■ Your goal:
Scan the records below. List lines holding "CONCERT".

■ Data to use:
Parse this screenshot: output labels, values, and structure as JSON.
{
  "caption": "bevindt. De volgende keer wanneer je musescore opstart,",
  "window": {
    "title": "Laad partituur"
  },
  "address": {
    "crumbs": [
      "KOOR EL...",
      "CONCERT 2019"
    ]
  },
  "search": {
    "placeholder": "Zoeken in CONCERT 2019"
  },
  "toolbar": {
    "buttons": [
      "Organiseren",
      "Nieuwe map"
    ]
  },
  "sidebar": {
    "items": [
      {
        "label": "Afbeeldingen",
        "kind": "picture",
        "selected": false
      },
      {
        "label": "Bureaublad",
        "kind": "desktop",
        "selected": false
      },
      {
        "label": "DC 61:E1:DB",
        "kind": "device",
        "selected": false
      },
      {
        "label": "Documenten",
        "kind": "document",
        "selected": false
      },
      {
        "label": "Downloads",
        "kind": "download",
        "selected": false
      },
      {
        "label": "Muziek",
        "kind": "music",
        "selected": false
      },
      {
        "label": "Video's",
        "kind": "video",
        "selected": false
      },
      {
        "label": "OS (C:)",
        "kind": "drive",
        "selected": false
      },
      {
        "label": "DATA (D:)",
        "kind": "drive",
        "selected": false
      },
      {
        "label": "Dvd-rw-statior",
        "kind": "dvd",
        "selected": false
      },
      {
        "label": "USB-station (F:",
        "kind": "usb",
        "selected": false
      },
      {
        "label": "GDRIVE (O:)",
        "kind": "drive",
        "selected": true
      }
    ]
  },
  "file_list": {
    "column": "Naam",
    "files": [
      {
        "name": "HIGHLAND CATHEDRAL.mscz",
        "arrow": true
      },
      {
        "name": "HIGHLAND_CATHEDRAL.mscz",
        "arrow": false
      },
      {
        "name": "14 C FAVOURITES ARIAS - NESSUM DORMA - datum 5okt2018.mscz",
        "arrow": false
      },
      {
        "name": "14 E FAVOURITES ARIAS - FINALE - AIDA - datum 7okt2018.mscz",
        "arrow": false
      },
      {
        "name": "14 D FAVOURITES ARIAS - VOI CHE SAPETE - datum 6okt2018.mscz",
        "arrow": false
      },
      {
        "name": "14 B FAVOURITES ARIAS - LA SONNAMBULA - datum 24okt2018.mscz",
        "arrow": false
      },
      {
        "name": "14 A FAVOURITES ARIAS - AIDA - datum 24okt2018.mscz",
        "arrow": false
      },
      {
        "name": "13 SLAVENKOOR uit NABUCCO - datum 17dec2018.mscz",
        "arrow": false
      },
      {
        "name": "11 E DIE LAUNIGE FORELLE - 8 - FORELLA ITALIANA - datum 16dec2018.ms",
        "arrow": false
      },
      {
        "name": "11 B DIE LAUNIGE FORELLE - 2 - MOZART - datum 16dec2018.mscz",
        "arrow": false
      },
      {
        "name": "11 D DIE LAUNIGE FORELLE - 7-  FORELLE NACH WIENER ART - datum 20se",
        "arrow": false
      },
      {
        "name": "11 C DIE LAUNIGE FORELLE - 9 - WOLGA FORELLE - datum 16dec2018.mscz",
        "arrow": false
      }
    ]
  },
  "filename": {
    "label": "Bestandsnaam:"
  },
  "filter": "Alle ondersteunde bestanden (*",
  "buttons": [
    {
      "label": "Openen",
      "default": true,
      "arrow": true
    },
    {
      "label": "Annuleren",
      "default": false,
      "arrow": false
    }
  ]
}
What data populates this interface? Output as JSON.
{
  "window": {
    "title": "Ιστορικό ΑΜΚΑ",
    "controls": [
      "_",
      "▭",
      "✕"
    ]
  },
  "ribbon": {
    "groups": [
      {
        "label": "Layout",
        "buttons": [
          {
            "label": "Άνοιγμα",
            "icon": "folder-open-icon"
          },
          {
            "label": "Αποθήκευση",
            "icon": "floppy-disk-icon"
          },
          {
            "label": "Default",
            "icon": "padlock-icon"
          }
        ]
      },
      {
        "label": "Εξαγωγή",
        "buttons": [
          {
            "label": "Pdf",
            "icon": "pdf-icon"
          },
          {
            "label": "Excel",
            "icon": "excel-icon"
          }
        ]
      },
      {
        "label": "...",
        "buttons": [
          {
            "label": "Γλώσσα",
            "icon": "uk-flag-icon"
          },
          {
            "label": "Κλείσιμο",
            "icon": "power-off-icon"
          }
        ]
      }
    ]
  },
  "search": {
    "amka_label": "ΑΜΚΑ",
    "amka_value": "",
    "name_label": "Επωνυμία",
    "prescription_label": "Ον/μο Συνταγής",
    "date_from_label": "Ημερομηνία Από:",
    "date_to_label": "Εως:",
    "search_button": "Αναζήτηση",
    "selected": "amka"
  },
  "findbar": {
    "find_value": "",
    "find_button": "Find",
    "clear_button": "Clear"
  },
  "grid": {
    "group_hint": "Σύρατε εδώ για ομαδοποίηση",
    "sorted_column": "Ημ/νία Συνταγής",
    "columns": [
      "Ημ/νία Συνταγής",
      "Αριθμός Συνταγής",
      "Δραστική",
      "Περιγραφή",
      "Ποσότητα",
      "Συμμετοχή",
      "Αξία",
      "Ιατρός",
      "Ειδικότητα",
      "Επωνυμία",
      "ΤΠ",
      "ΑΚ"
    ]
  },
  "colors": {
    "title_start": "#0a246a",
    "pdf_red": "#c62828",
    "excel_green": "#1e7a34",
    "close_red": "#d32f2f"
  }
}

■ Solution for this problem:
      "CONCERT 2019"
    "placeholder": "Zoeken in CONCERT 2019"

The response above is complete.